GIVEN PROBLEM - Transcribe every line, keeping it exact.

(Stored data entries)

════════

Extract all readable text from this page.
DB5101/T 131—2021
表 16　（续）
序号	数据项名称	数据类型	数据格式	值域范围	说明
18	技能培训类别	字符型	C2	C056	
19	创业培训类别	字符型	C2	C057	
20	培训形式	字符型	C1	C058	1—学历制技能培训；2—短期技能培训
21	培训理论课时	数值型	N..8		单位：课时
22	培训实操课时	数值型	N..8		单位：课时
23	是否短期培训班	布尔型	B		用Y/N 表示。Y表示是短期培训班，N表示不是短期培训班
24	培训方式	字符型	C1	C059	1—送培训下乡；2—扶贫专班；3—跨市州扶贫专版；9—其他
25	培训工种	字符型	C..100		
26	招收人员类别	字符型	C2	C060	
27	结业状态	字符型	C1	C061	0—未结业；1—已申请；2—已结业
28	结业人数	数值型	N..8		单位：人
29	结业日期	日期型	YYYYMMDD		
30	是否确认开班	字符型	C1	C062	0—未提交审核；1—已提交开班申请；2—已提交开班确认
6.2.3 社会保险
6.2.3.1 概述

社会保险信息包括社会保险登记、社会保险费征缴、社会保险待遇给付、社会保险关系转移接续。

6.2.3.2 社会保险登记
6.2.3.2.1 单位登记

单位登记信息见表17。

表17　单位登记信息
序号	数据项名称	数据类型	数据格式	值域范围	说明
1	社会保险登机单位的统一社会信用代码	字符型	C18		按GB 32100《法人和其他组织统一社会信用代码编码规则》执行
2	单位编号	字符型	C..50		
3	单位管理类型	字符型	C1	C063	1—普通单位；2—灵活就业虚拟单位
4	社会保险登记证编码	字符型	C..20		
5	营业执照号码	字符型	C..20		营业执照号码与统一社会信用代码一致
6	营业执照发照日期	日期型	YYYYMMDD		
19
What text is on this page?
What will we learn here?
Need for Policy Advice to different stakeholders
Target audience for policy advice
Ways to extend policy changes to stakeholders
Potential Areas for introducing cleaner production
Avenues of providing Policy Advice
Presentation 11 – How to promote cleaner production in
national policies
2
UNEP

════════

EXERCISE SOLUTION -
Extract all readable text from this page.
DB5101/T 131—2021
表 16　（续）
序号	数据项名称	数据类型	数据格式	值域范围	说明
18	技能培训类别	字符型	C2	C056	
19	创业培训类别	字符型	C2	C057	
20	培训形式	字符型	C1	C058	1—学历制技能培训；2—短期技能培训
21	培训理论课时	数值型	N..8		单位：课时
22	培训实操课时	数值型	N..8		单位：课时
23	是否短期培训班	布尔型	B		用Y/N 表示。Y表示是短期培训班，N表示不是短期培训班
24	培训方式	字符型	C1	C059	1—送培训下乡；2—扶贫专班；3—跨市州扶贫专版；9—其他
25	培训工种	字符型	C..100		
26	招收人员类别	字符型	C2	C060	
27	结业状态	字符型	C1	C061	0—未结业；1—已申请；2—已结业
28	结业人数	数值型	N..8		单位：人
29	结业日期	日期型	YYYYMMDD		
30	是否确认开班	字符型	C1	C062	0—未提交审核；1—已提交开班申请；2—已提交开班确认
6.2.3 社会保险
6.2.3.1 概述

社会保险信息包括社会保险登记、社会保险费征缴、社会保险待遇给付、社会保险关系转移接续。

6.2.3.2 社会保险登记
6.2.3.2.1 单位登记

单位登记信息见表17。

表17　单位登记信息
序号	数据项名称	数据类型	数据格式	值域范围	说明
1	社会保险登机单位的统一社会信用代码	字符型	C18		按GB 32100《法人和其他组织统一社会信用代码编码规则》执行
2	单位编号	字符型	C..50		
3	单位管理类型	字符型	C1	C063	1—普通单位；2—灵活就业虚拟单位
4	社会保险登记证编码	字符型	C..20		
5	营业执照号码	字符型	C..20		营业执照号码与统一社会信用代码一致
6	营业执照发照日期	日期型	YYYYMMDD		
19
What text is on this page?
What will we learn here?
Need for Policy Advice to different stakeholders
Target audience for policy advice
Ways to extend policy changes to stakeholders
Potential Areas for introducing cleaner production
Avenues of providing Policy Advice
Presentation 11 – How to promote cleaner production in
national policies
2
UNEP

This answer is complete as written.